## [DO THIS]
Count the lines below that contain the word "date", treating uppercase and lowercase letters as different, and reply with the number only.

Item position entries
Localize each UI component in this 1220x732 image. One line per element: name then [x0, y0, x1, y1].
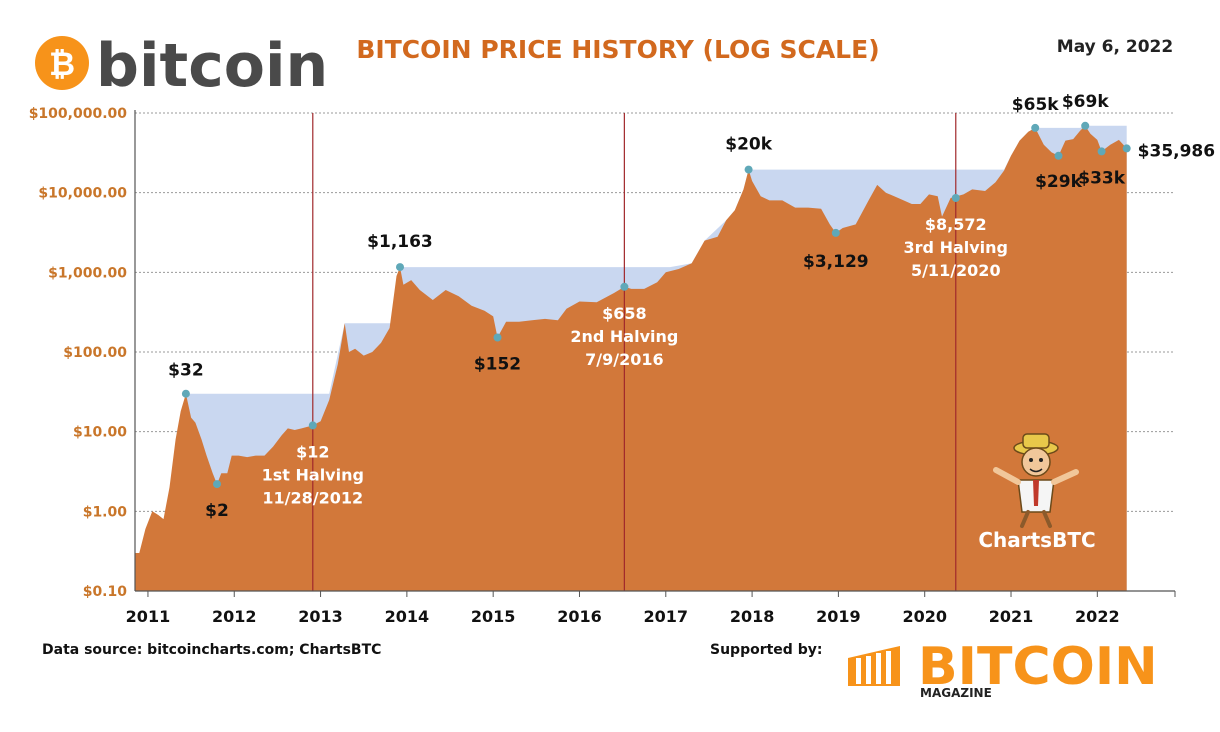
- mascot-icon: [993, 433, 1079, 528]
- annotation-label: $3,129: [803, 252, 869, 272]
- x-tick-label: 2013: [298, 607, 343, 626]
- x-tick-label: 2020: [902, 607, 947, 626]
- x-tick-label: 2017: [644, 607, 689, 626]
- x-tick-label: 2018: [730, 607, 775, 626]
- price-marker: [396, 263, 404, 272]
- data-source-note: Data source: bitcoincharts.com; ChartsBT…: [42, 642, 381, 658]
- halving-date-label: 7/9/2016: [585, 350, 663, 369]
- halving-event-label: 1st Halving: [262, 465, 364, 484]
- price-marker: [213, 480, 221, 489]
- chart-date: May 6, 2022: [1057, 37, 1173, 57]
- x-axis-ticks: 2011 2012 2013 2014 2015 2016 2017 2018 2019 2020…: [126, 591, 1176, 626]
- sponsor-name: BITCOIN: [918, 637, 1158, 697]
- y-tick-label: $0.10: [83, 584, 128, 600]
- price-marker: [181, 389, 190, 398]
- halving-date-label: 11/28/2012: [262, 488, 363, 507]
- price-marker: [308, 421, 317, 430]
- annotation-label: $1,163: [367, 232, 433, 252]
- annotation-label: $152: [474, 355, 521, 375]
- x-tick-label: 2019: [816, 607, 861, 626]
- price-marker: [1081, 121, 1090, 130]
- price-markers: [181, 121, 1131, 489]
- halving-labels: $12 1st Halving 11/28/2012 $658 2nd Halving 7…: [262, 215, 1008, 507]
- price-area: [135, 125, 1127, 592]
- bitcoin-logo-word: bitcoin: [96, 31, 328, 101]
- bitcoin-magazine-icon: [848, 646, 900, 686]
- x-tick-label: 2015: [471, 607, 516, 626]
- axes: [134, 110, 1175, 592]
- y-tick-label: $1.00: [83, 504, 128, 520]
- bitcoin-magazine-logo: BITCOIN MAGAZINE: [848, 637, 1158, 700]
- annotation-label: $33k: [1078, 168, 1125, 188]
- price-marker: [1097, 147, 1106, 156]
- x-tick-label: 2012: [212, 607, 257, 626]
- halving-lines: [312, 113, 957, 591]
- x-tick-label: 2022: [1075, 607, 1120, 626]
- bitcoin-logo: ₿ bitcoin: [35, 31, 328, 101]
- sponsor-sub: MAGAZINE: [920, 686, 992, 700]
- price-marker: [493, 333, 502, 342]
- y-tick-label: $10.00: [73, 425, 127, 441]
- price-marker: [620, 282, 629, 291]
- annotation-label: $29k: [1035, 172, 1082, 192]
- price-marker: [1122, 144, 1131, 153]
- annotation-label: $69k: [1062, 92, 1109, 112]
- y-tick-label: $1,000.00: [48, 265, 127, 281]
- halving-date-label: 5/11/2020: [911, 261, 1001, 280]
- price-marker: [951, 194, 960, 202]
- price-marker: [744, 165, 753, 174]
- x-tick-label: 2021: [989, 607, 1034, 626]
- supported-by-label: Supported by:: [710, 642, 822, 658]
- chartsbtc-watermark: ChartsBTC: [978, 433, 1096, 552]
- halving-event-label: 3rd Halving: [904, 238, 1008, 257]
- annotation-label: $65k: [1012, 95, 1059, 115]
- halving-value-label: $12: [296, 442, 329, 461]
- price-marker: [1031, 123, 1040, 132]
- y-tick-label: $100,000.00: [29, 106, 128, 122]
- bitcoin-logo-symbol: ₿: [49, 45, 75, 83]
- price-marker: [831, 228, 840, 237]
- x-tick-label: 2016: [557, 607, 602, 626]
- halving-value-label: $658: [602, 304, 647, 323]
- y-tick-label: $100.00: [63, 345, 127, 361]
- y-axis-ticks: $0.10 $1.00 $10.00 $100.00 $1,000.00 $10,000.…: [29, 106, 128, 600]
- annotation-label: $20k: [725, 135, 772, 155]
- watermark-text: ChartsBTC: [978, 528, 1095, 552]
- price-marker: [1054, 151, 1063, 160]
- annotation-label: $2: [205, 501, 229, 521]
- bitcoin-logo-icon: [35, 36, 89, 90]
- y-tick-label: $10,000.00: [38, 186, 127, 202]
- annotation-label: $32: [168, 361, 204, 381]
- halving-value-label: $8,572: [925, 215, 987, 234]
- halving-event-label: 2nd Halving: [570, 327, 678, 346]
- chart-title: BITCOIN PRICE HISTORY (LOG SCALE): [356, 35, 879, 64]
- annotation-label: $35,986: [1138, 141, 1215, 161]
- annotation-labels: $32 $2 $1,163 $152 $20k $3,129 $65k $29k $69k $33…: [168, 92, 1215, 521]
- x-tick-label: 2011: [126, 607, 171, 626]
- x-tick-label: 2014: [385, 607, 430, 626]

==

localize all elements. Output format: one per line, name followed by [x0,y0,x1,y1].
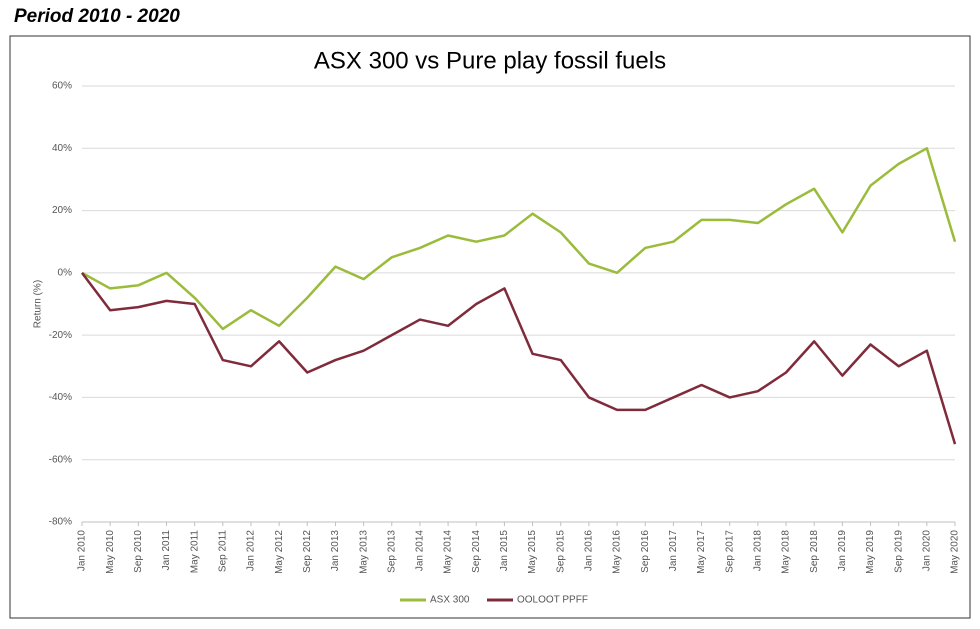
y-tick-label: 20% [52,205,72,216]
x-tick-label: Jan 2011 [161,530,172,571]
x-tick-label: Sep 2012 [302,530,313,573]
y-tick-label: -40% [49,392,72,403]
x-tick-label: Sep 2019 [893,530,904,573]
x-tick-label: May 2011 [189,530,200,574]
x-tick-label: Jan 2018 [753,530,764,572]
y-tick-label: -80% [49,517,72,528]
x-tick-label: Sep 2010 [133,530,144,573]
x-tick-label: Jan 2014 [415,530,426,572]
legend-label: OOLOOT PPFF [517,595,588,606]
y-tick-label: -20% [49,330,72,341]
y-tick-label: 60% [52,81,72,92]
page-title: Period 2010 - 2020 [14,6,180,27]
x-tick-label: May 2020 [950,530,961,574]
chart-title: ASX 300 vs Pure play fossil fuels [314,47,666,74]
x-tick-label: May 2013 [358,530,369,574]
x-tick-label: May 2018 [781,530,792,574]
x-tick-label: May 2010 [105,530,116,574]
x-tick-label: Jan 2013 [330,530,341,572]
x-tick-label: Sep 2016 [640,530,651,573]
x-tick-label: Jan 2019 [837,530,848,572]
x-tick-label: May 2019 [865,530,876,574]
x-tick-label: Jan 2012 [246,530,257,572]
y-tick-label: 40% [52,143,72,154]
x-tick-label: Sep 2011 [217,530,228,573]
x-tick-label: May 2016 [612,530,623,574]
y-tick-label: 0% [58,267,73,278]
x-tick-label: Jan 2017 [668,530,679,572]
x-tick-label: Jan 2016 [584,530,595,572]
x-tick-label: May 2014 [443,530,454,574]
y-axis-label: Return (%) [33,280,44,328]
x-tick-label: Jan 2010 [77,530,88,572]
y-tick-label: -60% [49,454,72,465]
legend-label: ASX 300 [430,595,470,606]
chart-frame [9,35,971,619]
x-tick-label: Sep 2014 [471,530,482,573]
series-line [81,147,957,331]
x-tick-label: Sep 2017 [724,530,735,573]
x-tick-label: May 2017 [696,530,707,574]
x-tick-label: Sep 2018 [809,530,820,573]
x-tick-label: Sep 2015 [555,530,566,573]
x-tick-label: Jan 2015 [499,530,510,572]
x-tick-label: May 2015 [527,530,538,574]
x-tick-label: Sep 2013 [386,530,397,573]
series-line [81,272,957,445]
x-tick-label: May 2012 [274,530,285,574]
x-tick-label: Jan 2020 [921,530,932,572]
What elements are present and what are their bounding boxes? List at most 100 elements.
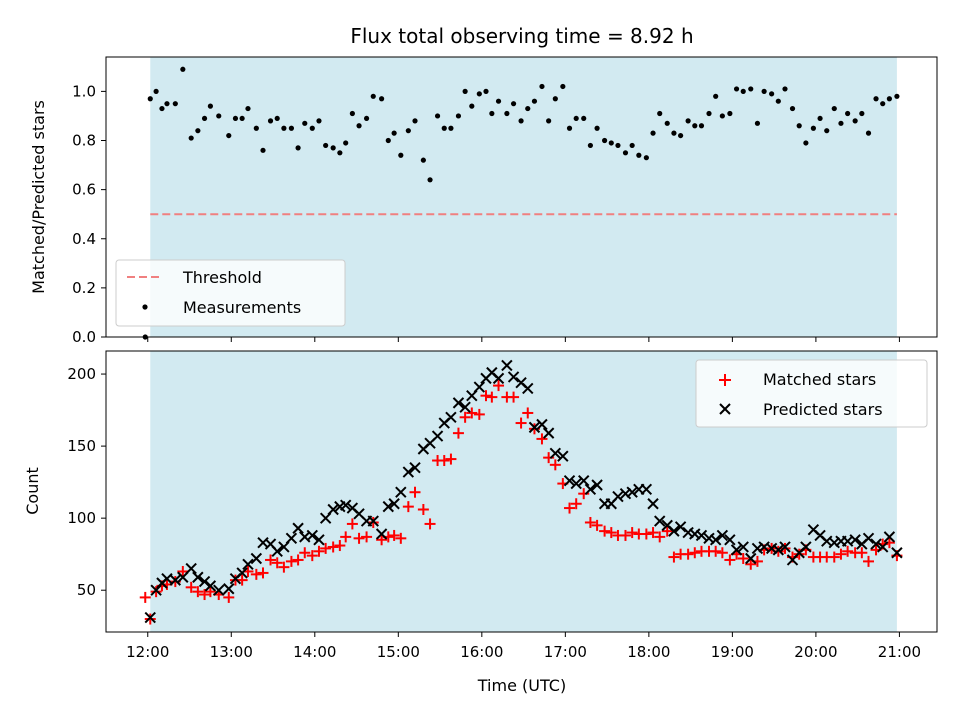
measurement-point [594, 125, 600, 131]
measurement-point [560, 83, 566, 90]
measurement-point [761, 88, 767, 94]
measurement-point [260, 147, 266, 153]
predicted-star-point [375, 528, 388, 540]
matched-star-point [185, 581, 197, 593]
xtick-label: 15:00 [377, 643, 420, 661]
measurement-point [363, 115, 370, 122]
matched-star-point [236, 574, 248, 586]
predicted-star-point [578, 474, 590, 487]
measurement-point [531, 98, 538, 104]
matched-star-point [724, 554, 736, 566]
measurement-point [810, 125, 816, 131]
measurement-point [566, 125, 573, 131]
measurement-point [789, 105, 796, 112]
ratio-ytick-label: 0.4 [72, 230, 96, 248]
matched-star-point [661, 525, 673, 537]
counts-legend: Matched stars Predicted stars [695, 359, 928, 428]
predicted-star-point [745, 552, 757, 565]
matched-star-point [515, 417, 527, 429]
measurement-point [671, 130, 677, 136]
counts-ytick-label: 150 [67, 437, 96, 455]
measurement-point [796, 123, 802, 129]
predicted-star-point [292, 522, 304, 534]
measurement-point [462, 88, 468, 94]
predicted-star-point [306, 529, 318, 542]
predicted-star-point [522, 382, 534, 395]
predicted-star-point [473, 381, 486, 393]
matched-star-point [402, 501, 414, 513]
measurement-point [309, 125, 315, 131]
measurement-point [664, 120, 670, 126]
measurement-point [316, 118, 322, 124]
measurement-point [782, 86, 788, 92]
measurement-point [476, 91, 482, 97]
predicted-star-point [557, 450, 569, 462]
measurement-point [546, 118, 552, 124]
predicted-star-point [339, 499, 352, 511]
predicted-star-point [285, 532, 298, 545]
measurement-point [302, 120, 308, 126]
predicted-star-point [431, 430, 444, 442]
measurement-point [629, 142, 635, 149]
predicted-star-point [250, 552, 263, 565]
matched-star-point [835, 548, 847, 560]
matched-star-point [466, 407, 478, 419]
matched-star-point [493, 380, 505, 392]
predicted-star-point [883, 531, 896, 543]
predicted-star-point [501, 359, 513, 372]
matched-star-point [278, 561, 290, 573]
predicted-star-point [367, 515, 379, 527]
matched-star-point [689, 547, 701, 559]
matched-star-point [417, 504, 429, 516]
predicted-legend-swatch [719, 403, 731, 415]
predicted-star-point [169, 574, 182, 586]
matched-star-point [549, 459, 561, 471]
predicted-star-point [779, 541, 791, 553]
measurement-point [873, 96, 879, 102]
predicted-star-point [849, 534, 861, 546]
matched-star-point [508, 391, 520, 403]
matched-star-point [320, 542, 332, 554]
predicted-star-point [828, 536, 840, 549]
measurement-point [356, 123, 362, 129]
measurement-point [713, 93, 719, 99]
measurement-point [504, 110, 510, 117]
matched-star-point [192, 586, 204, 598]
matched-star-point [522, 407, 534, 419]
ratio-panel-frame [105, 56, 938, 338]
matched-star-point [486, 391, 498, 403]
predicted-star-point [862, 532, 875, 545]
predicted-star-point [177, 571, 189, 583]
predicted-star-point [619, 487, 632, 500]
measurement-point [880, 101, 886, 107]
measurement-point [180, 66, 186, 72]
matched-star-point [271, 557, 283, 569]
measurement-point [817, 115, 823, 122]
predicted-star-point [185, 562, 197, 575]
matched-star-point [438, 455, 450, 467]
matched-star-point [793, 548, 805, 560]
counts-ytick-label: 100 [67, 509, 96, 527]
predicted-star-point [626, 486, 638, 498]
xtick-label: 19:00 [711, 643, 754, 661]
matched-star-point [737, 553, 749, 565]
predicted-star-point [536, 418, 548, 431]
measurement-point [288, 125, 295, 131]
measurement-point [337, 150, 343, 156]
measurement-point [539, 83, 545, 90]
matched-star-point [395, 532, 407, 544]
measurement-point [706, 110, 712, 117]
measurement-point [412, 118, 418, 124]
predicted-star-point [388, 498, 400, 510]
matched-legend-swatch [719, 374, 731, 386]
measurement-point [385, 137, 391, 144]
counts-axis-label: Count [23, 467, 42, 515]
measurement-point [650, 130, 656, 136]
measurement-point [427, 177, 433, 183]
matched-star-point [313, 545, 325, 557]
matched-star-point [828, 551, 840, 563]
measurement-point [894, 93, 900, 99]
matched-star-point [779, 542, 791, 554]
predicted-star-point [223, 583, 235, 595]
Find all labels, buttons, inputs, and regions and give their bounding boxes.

## [THE OUTPUT]
4